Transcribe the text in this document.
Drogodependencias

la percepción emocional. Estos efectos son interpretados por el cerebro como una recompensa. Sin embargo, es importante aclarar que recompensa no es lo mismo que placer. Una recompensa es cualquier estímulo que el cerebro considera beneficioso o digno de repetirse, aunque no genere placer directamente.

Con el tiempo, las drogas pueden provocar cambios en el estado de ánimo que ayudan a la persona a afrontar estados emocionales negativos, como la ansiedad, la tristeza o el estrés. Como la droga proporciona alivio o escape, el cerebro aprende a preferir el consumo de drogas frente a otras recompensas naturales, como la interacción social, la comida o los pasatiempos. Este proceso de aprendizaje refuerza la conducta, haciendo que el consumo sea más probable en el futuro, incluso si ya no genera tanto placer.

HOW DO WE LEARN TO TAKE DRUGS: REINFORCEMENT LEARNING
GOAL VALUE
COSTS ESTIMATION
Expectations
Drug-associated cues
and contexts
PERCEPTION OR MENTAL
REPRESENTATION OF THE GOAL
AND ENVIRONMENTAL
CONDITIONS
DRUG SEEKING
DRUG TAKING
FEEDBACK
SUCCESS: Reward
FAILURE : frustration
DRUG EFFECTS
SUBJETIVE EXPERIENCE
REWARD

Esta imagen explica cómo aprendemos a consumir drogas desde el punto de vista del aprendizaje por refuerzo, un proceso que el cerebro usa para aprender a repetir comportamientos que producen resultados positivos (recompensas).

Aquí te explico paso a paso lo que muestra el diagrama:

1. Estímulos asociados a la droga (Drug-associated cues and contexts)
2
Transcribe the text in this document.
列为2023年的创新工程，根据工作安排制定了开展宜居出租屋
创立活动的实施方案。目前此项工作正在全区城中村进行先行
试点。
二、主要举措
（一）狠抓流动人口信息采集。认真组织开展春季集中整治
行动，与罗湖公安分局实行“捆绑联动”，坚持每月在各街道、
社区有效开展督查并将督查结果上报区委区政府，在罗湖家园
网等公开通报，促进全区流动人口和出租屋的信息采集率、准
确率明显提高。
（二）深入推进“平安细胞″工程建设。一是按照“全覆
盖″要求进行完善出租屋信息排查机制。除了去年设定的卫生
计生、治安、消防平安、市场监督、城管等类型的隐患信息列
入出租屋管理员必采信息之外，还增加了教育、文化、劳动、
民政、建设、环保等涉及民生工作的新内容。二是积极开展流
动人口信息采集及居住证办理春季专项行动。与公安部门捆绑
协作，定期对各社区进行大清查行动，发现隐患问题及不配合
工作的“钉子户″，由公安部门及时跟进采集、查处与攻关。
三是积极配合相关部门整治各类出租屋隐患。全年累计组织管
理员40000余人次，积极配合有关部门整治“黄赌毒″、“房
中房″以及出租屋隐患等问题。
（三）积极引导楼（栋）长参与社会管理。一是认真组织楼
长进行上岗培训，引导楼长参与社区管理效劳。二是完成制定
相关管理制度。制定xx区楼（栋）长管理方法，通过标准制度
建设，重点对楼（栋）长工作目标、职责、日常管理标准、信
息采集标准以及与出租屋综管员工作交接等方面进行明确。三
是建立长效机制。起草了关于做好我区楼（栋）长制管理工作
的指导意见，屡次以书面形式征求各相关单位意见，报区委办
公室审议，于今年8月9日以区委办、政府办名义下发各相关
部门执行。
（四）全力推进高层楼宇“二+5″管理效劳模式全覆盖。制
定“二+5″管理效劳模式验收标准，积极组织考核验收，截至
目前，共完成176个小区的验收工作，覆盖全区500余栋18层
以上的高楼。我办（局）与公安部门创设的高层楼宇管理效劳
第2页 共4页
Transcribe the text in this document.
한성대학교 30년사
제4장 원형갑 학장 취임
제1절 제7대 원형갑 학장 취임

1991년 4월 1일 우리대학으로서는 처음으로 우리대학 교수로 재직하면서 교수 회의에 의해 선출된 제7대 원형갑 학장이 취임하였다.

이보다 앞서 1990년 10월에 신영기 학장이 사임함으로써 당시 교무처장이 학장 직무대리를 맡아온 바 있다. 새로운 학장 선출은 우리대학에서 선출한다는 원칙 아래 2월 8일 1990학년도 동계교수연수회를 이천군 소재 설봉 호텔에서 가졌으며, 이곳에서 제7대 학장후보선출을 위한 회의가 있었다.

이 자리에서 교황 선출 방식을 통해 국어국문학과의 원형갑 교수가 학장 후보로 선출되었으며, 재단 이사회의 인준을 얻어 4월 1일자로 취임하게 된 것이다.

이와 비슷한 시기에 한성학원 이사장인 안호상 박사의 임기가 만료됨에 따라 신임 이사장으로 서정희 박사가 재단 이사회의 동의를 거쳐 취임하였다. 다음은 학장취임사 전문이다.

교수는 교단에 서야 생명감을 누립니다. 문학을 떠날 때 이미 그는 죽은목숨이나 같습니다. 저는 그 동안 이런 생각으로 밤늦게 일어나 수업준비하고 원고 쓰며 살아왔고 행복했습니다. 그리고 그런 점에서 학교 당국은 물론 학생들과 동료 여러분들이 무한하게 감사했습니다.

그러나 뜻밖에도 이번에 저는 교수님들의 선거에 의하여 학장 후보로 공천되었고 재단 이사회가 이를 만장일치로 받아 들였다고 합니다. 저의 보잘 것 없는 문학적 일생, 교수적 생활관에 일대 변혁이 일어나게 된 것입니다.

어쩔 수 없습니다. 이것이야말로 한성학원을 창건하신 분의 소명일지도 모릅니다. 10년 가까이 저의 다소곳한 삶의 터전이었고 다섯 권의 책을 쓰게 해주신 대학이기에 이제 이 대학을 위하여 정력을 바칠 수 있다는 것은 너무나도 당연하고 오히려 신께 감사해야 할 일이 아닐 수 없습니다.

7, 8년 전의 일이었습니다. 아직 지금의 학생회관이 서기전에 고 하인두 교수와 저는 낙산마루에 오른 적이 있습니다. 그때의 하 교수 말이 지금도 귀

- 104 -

++++++

_YOUR TASK_:
Which lines contain the word "proceso"? Return each of them.

_RESPONSE TO THIS TASK_:
Con el tiempo, las drogas pueden provocar cambios en el estado de ánimo que ayudan a la persona a afrontar estados emocionales negativos, como la ansiedad, la tristeza o el estrés. Como la droga proporciona alivio o escape, el cerebro aprende a preferir el consumo de drogas frente a otras recompensas naturales, como la interacción social, la comida o los pasatiempos. Este proceso de aprendizaje refuerza la conducta, haciendo que el consumo sea más probable en el futuro, incluso si ya no genera tanto placer.
Esta imagen explica cómo aprendemos a consumir drogas desde el punto de vista del aprendizaje por refuerzo, un proceso que el cerebro usa para aprender a repetir comportamientos que producen resultados positivos (recompensas).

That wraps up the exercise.